The exercise: Extract each line from the entries below that has the string "title" in it.

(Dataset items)

* * * * *

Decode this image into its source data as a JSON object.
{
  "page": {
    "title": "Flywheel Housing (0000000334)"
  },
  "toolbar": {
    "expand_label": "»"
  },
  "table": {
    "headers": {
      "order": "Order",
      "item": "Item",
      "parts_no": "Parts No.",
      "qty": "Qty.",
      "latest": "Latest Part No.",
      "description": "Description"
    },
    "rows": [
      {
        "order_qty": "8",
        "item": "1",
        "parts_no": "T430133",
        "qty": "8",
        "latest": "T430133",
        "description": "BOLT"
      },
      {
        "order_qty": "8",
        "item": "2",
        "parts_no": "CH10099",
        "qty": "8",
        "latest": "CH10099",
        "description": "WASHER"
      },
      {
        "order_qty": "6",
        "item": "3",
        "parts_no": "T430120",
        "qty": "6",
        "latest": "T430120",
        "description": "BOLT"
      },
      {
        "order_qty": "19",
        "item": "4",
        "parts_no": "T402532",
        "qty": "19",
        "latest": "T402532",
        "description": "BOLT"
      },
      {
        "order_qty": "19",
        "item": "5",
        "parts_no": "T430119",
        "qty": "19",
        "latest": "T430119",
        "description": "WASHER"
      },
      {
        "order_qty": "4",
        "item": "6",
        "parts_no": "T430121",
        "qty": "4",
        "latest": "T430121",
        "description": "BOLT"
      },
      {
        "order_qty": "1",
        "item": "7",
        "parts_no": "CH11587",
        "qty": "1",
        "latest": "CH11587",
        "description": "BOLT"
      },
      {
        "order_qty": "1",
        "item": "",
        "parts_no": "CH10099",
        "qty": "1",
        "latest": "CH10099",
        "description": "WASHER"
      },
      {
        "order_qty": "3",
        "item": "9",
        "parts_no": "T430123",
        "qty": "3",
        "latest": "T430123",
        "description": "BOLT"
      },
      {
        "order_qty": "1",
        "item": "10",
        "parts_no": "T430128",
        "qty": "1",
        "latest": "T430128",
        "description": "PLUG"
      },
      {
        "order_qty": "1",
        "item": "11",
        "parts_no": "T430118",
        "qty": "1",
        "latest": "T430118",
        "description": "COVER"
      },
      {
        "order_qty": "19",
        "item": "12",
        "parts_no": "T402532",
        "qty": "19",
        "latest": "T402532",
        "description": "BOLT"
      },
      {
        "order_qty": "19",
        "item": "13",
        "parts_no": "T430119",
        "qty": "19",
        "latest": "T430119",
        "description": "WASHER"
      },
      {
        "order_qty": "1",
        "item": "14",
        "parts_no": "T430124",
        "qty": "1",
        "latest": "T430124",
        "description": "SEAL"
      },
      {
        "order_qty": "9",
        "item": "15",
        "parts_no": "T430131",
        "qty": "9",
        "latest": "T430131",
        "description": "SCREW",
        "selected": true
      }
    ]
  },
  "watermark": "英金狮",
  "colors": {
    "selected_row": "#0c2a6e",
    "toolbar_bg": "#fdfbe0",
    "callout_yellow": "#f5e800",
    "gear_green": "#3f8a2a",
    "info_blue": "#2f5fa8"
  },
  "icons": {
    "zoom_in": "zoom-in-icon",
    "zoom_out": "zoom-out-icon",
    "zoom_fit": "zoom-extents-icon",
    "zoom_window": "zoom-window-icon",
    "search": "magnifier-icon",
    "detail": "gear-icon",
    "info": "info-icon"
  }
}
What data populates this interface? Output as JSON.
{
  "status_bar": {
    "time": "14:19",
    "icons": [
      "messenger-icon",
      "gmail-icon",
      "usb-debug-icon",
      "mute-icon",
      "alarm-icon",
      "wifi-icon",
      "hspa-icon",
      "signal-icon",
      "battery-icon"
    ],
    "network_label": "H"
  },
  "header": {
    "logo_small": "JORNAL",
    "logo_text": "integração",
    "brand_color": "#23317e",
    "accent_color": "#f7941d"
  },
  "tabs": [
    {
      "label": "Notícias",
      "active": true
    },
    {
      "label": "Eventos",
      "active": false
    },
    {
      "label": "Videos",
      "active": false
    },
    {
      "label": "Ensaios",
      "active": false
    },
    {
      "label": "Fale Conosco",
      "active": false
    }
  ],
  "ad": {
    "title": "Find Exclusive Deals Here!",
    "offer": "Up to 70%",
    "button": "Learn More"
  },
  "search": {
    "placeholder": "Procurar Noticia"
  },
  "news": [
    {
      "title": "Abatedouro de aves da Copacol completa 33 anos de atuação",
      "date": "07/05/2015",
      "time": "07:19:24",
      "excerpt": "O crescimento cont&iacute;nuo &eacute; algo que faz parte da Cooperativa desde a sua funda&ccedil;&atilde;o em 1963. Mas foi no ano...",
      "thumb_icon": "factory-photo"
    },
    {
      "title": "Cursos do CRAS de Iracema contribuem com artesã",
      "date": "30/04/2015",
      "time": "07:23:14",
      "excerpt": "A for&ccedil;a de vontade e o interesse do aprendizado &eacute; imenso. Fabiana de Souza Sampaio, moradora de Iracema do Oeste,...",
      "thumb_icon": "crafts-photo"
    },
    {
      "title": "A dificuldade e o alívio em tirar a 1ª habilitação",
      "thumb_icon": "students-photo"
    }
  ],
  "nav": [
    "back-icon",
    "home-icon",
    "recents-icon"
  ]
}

* * * * *

Output for this exercise:
    "title": "Flywheel Housing (0000000334)"
    "title": "Find Exclusive Deals Here!",
      "title": "Abatedouro de aves da Copacol completa 33 anos de atuação",
      "title": "Cursos do CRAS de Iracema contribuem com artesã",
      "title": "A dificuldade e o alívio em tirar a 1ª habilitação",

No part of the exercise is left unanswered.